▸ **TASK INSTRUCTIONS**:
1. In the article on foreign investors in London housing, how many homes does Knight Dragon have consent to build on the Greenwich peninsula?
2. Write the next few paragraphs of the article on foreign investors in London housing, picking up after its final sentence.

++++ READING TEXT ++++

10 investors own sites for 30,000 homes, data shows, with interest from Abu Dhabi and China in Hyde Park site

Greenwich peninsula
An illustration of the Greenwich Peninsula development, which will include three-bedroom flats costing more than £800,000.

The control of plans for tens of thousands of new homes in London is now in the hands of foreign investors who are increasing their grip on the capital’s prime property assets, figures obtained by the Guardian have revealed.

Sites for close to 30,000 homes are owned by just 10 investors in Hong Kong, China, Malaysia, Australia, Singapore and Sweden, sparking warnings from politicians and housing industry experts that too many are being built to act as “safe deposit boxes” for international investors rather than for Londoners in housing need.

Foreign owners seizing on the London housing market include the Usaha Tegas Group, owned by Malaysian billionaire Ananda Krishnan, which has submitted plans for 104 luxury homes on the site of the former St John’s Wood barracks, with apartments expected to sell for up to £5m each and seven-bedroom stone-clad detached mansions around landscaped gardens that will go for more.

Knight Dragon, a company owned by Hong Kong billionaire Henry Cheng Kar-shun, has consent to build 10,000 homes on the Greenwich peninsula, including three-bedroom apartments, with interiors designed by Conran & Partners, costing above £800,000.

More than a quarter of the homes in large developments of over 1,000 units in the capital are being built by foreign investors, according to data provided to the Guardian by Molior Consulting.

“There is a huge concern,” said Joan Ruddock, MP for Lewisham Deptford, where Hong Kong-listed conglomerate Hutchison Whampoa is behind plans for 3,500 homes. “This is global capitalism and we have to find a way around it. There have to be some tougher controls about the balance between housing for the more well off and affordable housing, and I mean genuinely affordable. The capital will not be sustainable unless people in the public services can afford to live here. We are pricing them out.”

Investors from China and an Abu Dhabi sovereign wealth fund are also reported to be interested in bidding for the Hyde Park barracks site which is likely to be sold by the Ministry of Defence for about £650m. It is expected to be transformed into “super-prime” housing.

Ikea, the Swedish furniture giant, is developing a 1,200-home scheme next to the Olympic Park in east London after outbidding a UK firm for the site.

++++ DATA PROVIDED ++++

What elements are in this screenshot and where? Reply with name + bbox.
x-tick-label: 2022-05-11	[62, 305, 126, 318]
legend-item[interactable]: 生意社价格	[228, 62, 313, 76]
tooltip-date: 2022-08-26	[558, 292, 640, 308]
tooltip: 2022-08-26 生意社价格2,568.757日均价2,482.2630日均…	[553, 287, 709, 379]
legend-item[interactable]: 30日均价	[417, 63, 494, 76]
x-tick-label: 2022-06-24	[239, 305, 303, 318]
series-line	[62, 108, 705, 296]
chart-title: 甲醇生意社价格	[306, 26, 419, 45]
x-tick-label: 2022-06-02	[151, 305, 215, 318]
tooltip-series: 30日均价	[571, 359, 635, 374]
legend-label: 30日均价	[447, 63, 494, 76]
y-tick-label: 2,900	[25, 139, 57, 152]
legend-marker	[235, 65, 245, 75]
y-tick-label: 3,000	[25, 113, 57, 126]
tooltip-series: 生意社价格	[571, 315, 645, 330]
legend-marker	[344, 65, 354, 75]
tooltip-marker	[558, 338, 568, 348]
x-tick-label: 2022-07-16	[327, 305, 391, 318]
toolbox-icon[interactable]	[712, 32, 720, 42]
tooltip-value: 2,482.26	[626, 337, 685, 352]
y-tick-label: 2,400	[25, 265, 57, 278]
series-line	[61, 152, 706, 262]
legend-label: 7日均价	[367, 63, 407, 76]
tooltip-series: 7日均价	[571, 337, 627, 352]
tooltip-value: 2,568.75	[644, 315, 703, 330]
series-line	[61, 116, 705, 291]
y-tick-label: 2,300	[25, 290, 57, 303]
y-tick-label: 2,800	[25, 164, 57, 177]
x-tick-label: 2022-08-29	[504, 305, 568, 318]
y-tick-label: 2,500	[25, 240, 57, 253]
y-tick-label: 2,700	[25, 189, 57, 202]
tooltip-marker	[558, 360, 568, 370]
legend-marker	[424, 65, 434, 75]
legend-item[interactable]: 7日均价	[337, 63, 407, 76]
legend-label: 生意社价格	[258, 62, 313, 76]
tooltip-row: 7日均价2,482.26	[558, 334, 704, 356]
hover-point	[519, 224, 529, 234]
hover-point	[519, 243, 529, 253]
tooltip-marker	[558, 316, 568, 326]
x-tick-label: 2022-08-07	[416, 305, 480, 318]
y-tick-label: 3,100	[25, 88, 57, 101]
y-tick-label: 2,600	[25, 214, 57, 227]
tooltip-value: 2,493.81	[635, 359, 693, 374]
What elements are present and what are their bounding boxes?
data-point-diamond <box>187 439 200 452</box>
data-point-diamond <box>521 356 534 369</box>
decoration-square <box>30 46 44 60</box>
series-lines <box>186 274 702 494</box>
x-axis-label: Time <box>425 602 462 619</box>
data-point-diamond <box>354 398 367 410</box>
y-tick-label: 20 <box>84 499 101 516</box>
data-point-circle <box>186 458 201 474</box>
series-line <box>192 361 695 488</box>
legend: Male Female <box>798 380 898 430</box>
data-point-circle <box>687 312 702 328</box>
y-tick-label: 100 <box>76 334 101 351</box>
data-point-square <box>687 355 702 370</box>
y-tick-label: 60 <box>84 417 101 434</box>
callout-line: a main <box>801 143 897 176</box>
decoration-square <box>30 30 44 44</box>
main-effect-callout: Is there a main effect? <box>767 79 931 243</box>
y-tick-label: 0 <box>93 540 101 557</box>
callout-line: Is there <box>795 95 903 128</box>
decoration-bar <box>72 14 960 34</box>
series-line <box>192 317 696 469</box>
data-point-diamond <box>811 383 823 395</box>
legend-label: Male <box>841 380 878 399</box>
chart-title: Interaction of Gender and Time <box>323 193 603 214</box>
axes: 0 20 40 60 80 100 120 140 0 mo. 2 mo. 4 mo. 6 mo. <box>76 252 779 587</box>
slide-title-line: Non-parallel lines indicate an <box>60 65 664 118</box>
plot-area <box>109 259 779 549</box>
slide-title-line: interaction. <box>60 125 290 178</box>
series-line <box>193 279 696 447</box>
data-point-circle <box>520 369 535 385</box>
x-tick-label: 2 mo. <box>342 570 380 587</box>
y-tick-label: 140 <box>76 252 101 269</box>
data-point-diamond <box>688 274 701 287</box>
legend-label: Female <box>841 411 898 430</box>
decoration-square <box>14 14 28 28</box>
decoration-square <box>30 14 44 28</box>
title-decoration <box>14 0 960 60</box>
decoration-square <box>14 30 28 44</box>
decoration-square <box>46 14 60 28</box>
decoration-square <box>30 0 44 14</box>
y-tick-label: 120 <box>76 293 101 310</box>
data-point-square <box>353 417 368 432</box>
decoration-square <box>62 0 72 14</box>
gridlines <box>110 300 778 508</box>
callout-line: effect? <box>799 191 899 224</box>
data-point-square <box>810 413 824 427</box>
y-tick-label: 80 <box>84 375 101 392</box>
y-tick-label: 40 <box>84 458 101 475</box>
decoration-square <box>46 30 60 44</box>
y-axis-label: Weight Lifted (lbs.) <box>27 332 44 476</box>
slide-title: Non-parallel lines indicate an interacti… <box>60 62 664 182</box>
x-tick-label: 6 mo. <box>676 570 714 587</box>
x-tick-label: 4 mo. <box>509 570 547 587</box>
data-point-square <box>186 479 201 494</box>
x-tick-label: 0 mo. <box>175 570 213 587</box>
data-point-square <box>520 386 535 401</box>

++++

▸ **PER-TASK ANSWERS**:
1. 10,000 homes.

2.
 

 

 

 

 

 

 

 

 

 

 

 

 

 

 

 

 

 

 

 

 

 

 

 

 

 

 

 

 

 

 

 

 

“There is a perception these major residential developments backed by international money, particularly in super-high towers, only serve a market for overseas investors who want to buy a luxury flat in a skyscraper to treat as a safety deposit box,” said Nicky Gavron, the former deputy mayor of London and chair of the London assembly’s planning committee. “Such properties often become buy-to-leave investments and don’t meet the needs of Londoners. London is in the midst of a housing crisis – what we need is mixed-income housing where people actually live.”

Royal Wharf, a development of 3,400 homes by Singapore developer Oxley Holdings in east London, was launched in Beijing, Shanghai, Kuwait, Abu Dhabi, Dubai, Hong Kong, Singapore and London. In November the London mayor, Boris Johnson, led a trade delegation to Malaysia, Singapore and Indonesia during which he promoted investment in housing schemes in the capital by government and private investors.

The pivotal role of foreign governments in London’s housing market was revealed in November when Malaysia’s housing minister, Datuk Rahman Dahlan, was chosen to launch the latest phase of homes at the revamped Battersea Power Station and a new open space was named Malaysia Square.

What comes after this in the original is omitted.